■ Collection entries:
====================

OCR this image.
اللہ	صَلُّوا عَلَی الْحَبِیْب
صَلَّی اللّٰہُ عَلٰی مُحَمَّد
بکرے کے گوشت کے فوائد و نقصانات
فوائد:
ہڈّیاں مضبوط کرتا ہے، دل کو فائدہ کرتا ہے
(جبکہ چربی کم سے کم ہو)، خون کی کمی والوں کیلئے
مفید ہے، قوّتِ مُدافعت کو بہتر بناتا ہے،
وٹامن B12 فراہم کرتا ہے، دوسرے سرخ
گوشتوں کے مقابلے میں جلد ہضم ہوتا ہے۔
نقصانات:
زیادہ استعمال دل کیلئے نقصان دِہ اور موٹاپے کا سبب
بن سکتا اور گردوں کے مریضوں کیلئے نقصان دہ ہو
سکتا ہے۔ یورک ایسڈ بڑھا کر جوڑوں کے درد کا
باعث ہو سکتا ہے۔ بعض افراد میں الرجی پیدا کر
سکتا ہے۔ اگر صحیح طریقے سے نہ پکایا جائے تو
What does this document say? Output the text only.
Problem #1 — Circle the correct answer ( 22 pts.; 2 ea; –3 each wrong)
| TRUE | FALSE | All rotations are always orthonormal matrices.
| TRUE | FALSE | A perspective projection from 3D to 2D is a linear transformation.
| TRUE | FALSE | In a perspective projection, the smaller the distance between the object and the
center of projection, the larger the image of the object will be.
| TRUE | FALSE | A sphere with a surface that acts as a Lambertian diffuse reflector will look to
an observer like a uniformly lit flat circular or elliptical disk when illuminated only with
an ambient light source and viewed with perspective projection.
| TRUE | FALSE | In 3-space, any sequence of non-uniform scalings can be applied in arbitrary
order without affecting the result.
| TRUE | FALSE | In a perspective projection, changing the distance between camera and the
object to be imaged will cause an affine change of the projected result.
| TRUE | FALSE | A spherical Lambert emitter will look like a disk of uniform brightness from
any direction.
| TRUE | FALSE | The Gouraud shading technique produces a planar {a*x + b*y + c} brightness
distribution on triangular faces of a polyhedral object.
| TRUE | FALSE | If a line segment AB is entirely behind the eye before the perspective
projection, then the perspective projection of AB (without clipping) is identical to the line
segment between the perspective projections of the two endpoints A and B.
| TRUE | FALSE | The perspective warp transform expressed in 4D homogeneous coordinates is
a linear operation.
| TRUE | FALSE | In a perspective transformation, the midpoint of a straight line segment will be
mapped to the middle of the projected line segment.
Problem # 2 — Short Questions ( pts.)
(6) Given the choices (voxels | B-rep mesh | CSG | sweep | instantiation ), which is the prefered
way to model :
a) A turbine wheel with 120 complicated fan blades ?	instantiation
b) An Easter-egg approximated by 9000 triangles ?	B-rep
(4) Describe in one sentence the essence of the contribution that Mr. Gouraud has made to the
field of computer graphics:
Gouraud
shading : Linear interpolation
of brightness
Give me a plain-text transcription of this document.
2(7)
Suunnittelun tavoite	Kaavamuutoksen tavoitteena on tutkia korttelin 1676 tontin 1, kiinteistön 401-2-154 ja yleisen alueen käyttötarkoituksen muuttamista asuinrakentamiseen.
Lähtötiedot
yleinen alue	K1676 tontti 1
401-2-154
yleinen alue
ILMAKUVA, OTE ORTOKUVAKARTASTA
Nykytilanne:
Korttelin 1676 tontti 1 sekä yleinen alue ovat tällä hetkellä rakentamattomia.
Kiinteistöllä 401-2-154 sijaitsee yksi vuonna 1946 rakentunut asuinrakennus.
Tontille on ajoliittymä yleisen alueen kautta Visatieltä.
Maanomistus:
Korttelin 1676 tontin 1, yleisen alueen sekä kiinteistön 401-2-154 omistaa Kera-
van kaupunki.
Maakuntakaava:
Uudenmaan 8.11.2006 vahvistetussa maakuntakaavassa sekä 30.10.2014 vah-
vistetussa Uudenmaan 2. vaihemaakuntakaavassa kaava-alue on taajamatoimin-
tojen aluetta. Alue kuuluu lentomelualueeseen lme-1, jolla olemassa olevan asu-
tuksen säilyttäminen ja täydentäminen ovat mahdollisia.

====================

■ The task:
Going over the lines above, work out how many include "segment", then give only that number.

■ Full response:
4